| Exercise requirements |
Word for word, retype every entry in the listing.

| The input |

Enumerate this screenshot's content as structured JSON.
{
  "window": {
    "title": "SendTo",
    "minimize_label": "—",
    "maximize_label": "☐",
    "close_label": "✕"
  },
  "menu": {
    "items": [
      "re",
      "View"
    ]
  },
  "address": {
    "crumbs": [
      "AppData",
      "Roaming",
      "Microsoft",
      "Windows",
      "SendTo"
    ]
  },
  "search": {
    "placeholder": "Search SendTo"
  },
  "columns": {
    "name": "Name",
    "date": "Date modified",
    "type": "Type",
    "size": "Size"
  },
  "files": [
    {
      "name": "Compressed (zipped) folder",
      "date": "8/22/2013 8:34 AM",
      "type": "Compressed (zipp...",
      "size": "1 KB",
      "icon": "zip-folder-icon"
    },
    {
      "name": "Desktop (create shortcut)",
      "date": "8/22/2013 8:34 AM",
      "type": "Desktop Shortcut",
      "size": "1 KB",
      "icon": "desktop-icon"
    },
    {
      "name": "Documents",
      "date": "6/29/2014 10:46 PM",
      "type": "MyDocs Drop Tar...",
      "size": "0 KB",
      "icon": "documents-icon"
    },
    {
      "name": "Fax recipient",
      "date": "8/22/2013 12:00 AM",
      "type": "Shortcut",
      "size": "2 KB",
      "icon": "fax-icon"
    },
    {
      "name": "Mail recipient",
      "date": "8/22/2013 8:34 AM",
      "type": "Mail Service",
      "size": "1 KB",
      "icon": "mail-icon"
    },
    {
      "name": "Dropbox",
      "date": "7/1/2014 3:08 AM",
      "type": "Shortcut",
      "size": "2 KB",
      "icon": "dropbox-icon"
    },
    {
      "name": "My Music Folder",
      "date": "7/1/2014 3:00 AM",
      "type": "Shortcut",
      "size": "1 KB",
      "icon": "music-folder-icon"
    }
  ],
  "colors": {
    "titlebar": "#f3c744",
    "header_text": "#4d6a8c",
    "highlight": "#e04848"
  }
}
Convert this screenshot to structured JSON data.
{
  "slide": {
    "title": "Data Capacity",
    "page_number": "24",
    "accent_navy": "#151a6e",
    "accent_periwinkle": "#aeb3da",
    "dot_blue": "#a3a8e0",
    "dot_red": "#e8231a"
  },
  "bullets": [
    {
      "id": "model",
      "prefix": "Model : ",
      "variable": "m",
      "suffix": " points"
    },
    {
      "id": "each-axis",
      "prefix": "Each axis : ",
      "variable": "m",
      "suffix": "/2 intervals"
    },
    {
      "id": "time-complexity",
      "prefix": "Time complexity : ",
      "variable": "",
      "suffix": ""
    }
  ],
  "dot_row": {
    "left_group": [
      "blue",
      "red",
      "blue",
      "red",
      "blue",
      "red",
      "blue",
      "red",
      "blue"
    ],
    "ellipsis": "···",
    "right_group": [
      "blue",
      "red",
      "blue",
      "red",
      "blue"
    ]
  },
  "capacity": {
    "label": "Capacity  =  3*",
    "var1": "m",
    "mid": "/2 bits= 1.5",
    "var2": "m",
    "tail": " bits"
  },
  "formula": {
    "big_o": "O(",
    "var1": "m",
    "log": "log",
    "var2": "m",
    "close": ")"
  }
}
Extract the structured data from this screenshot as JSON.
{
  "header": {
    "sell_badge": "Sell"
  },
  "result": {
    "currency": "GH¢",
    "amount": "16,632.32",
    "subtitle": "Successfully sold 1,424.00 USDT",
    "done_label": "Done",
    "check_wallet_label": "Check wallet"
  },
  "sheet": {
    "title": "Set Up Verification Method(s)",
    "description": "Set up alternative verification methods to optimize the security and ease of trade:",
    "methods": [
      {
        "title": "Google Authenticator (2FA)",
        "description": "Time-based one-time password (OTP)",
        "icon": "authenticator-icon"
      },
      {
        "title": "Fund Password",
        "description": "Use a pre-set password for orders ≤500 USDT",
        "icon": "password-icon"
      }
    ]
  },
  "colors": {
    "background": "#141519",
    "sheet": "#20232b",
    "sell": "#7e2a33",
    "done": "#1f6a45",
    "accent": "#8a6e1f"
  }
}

| Exercise output |
Enumerate this screenshot's content as structured JSON.
{
  "window": {
    "title": "SendTo",
    "minimize_label": "—",
    "maximize_label": "☐",
    "close_label": "✕"
  },
  "menu": {
    "items": [
      "re",
      "View"
    ]
  },
  "address": {
    "crumbs": [
      "AppData",
      "Roaming",
      "Microsoft",
      "Windows",
      "SendTo"
    ]
  },
  "search": {
    "placeholder": "Search SendTo"
  },
  "columns": {
    "name": "Name",
    "date": "Date modified",
    "type": "Type",
    "size": "Size"
  },
  "files": [
    {
      "name": "Compressed (zipped) folder",
      "date": "8/22/2013 8:34 AM",
      "type": "Compressed (zipp...",
      "size": "1 KB",
      "icon": "zip-folder-icon"
    },
    {
      "name": "Desktop (create shortcut)",
      "date": "8/22/2013 8:34 AM",
      "type": "Desktop Shortcut",
      "size": "1 KB",
      "icon": "desktop-icon"
    },
    {
      "name": "Documents",
      "date": "6/29/2014 10:46 PM",
      "type": "MyDocs Drop Tar...",
      "size": "0 KB",
      "icon": "documents-icon"
    },
    {
      "name": "Fax recipient",
      "date": "8/22/2013 12:00 AM",
      "type": "Shortcut",
      "size": "2 KB",
      "icon": "fax-icon"
    },
    {
      "name": "Mail recipient",
      "date": "8/22/2013 8:34 AM",
      "type": "Mail Service",
      "size": "1 KB",
      "icon": "mail-icon"
    },
    {
      "name": "Dropbox",
      "date": "7/1/2014 3:08 AM",
      "type": "Shortcut",
      "size": "2 KB",
      "icon": "dropbox-icon"
    },
    {
      "name": "My Music Folder",
      "date": "7/1/2014 3:00 AM",
      "type": "Shortcut",
      "size": "1 KB",
      "icon": "music-folder-icon"
    }
  ],
  "colors": {
    "titlebar": "#f3c744",
    "header_text": "#4d6a8c",
    "highlight": "#e04848"
  }
}
Convert this screenshot to structured JSON data.
{
  "slide": {
    "title": "Data Capacity",
    "page_number": "24",
    "accent_navy": "#151a6e",
    "accent_periwinkle": "#aeb3da",
    "dot_blue": "#a3a8e0",
    "dot_red": "#e8231a"
  },
  "bullets": [
    {
      "id": "model",
      "prefix": "Model : ",
      "variable": "m",
      "suffix": " points"
    },
    {
      "id": "each-axis",
      "prefix": "Each axis : ",
      "variable": "m",
      "suffix": "/2 intervals"
    },
    {
      "id": "time-complexity",
      "prefix": "Time complexity : ",
      "variable": "",
      "suffix": ""
    }
  ],
  "dot_row": {
    "left_group": [
      "blue",
      "red",
      "blue",
      "red",
      "blue",
      "red",
      "blue",
      "red",
      "blue"
    ],
    "ellipsis": "···",
    "right_group": [
      "blue",
      "red",
      "blue",
      "red",
      "blue"
    ]
  },
  "capacity": {
    "label": "Capacity  =  3*",
    "var1": "m",
    "mid": "/2 bits= 1.5",
    "var2": "m",
    "tail": " bits"
  },
  "formula": {
    "big_o": "O(",
    "var1": "m",
    "log": "log",
    "var2": "m",
    "close": ")"
  }
}
Extract the structured data from this screenshot as JSON.
{
  "header": {
    "sell_badge": "Sell"
  },
  "result": {
    "currency": "GH¢",
    "amount": "16,632.32",
    "subtitle": "Successfully sold 1,424.00 USDT",
    "done_label": "Done",
    "check_wallet_label": "Check wallet"
  },
  "sheet": {
    "title": "Set Up Verification Method(s)",
    "description": "Set up alternative verification methods to optimize the security and ease of trade:",
    "methods": [
      {
        "title": "Google Authenticator (2FA)",
        "description": "Time-based one-time password (OTP)",
        "icon": "authenticator-icon"
      },
      {
        "title": "Fund Password",
        "description": "Use a pre-set password for orders ≤500 USDT",
        "icon": "password-icon"
      }
    ]
  },
  "colors": {
    "background": "#141519",
    "sheet": "#20232b",
    "sell": "#7e2a33",
    "done": "#1f6a45",
    "accent": "#8a6e1f"
  }
}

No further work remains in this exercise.